■ YOUR TASK ■
Count lines, not occurrences: give the number of lines holding the word "Chest", and nothing besides.

[Records that describe figures]
================

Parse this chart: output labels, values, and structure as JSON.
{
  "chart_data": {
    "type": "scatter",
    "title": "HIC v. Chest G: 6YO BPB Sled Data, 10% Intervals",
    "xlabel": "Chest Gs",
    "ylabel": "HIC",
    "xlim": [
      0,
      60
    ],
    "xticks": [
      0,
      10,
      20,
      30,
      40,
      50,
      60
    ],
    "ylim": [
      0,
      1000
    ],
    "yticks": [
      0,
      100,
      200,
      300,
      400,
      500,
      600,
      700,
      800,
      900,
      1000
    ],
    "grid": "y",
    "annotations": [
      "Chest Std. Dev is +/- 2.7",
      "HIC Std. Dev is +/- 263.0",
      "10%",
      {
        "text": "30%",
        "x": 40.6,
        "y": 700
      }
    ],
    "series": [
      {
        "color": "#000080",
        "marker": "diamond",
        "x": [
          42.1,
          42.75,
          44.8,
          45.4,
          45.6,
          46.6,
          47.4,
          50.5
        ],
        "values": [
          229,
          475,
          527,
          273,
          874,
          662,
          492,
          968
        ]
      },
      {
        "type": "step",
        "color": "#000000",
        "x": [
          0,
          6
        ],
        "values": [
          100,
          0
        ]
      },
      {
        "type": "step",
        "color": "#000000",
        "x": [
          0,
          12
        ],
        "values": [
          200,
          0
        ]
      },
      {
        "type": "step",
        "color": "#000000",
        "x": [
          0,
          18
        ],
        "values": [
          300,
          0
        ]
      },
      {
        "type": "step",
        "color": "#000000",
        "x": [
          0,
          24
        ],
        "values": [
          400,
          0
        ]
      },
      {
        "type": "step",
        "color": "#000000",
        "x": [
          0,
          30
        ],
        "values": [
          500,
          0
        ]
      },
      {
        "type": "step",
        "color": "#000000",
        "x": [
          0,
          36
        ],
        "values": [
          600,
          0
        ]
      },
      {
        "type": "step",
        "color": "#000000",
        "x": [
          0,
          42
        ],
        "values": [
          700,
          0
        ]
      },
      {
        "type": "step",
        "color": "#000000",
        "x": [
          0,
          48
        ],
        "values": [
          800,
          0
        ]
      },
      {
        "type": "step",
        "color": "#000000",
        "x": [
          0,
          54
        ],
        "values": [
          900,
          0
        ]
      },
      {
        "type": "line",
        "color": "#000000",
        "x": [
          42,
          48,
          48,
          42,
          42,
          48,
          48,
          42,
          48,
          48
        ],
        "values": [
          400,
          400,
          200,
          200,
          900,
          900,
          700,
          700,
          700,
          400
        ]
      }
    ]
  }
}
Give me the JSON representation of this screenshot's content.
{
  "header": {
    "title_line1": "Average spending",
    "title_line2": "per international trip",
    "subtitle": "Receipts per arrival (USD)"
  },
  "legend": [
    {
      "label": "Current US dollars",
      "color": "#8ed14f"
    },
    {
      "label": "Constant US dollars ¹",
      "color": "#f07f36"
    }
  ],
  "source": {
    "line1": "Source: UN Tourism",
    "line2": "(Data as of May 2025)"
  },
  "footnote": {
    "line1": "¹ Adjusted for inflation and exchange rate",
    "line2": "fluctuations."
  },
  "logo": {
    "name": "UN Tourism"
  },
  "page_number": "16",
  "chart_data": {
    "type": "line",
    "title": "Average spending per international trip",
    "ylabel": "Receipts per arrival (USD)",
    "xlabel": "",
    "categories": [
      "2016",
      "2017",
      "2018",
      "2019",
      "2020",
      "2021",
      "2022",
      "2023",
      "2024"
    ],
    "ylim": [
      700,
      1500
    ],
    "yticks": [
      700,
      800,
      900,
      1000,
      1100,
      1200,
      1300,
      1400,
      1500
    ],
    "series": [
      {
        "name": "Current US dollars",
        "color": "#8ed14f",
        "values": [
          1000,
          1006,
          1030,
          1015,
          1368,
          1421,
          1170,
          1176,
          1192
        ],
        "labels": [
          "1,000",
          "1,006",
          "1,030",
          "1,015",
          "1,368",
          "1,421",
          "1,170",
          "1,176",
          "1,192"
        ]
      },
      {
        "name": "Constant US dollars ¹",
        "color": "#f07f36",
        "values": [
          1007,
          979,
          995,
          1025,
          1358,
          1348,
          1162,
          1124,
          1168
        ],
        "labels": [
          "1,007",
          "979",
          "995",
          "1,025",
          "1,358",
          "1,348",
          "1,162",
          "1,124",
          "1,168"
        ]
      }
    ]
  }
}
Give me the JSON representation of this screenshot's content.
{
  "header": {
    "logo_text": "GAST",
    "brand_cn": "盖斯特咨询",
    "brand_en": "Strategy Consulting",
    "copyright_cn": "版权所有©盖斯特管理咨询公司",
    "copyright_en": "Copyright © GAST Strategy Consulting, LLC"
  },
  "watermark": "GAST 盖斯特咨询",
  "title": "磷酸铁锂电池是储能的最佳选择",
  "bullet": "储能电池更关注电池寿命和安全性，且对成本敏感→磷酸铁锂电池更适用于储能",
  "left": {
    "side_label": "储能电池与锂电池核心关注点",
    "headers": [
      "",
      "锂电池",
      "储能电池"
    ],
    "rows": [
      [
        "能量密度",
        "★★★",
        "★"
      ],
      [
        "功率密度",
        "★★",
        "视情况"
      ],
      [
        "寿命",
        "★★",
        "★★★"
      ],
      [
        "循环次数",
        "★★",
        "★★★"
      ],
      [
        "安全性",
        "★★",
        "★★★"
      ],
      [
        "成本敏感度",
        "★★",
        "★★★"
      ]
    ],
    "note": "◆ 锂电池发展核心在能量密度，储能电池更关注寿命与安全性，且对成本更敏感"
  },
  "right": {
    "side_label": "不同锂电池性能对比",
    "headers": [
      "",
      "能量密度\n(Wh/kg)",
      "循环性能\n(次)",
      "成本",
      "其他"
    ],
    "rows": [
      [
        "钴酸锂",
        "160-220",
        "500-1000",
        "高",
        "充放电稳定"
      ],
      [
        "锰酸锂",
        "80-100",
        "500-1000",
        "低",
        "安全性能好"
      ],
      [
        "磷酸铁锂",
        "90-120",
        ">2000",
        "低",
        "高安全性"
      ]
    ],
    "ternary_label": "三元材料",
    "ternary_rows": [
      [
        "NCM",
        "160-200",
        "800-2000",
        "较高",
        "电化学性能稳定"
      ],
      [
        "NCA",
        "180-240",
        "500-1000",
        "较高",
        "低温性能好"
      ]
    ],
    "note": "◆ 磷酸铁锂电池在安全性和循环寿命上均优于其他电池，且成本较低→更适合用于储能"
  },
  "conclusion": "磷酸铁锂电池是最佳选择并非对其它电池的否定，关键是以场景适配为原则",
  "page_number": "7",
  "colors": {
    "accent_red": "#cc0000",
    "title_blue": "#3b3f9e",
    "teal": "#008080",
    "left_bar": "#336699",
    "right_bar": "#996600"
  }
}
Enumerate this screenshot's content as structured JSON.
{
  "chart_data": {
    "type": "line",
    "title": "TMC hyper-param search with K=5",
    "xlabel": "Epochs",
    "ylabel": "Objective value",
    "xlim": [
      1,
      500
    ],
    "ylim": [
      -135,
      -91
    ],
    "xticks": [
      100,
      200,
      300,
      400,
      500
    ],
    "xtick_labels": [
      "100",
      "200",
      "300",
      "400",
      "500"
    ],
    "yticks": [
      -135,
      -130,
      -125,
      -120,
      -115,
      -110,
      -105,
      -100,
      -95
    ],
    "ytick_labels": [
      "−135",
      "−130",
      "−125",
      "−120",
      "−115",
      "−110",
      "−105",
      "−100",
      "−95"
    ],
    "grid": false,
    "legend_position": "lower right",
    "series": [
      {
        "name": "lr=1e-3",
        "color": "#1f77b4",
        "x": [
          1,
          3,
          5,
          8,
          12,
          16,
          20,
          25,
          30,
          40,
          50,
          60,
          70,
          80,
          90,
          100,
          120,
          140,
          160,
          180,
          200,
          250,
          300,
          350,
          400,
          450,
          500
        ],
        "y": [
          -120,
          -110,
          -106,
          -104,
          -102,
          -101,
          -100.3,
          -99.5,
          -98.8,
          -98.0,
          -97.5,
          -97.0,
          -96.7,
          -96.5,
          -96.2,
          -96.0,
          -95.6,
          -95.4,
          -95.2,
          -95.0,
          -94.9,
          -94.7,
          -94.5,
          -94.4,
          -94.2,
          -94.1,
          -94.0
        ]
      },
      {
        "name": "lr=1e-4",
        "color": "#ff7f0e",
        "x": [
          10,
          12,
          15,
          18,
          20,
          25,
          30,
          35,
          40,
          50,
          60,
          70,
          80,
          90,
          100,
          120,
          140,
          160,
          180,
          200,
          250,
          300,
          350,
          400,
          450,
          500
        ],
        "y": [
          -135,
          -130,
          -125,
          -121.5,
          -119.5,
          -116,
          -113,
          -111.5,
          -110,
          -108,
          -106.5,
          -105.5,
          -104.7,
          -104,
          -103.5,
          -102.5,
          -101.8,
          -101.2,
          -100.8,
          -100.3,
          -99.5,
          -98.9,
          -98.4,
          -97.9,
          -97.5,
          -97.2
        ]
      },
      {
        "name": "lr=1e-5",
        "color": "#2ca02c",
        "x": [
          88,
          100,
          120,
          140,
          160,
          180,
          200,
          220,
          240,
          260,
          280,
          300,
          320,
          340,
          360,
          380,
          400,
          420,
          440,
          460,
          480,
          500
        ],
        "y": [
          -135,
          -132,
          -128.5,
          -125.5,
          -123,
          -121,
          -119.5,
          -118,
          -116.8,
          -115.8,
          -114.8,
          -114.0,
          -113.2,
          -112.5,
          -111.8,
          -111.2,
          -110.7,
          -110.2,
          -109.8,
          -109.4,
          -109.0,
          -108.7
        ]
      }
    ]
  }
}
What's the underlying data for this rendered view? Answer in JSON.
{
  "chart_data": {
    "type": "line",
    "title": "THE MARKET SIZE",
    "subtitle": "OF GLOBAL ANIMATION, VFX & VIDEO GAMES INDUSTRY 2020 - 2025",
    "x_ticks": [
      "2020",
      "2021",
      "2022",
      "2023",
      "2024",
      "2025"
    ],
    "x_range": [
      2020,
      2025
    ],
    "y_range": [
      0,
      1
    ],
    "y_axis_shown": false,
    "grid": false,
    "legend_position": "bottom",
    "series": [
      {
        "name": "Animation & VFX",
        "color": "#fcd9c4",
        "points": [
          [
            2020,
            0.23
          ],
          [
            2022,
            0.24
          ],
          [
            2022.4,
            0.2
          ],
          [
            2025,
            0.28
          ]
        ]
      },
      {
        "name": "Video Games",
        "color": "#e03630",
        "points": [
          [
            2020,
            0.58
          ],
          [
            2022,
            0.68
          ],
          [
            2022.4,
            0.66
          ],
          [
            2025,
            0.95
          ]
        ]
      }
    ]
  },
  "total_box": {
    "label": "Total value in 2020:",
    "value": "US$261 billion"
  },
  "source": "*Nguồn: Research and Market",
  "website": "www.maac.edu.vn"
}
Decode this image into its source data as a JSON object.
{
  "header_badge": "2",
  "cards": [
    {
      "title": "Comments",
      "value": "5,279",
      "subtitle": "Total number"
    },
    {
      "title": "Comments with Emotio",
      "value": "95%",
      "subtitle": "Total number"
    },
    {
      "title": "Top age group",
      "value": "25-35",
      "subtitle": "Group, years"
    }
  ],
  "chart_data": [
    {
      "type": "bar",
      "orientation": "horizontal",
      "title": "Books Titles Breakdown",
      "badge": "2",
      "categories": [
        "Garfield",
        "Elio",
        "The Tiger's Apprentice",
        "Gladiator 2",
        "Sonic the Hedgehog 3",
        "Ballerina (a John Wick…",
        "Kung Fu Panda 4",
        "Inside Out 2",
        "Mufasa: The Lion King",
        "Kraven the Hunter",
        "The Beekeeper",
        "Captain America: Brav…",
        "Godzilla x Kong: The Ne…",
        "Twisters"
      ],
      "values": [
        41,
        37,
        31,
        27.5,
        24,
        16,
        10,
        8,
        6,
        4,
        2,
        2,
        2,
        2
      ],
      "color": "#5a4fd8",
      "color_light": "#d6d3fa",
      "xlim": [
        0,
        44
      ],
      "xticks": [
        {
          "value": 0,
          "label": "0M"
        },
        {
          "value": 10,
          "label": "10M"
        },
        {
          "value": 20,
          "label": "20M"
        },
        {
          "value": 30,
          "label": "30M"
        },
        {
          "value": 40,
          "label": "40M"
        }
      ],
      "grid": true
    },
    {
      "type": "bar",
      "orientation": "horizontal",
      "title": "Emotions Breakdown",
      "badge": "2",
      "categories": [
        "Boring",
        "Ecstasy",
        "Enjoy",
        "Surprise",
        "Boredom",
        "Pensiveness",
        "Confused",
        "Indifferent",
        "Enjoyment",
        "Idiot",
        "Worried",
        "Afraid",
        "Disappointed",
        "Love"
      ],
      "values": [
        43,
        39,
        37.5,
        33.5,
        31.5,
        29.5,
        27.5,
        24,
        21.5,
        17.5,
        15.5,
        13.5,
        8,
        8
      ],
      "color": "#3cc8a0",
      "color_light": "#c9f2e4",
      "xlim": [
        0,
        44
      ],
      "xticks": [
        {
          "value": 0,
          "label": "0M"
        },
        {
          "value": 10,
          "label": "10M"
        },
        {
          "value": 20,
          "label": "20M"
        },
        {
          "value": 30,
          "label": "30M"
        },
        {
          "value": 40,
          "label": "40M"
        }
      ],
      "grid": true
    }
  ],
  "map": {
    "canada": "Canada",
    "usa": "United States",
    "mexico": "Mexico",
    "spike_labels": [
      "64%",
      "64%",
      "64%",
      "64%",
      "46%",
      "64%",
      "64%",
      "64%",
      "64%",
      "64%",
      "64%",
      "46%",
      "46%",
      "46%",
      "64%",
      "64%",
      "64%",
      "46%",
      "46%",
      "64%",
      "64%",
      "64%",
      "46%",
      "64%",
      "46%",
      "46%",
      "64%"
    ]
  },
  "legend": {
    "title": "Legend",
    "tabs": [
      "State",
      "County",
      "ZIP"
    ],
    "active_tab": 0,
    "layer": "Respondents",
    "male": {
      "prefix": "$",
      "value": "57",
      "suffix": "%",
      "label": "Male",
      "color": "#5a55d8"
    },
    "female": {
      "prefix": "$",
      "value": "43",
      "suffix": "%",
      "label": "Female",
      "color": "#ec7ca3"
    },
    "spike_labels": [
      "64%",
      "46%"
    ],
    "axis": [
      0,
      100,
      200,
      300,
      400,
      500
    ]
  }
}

================

■ SOLUTION FOR THIS PROBLEM ■
3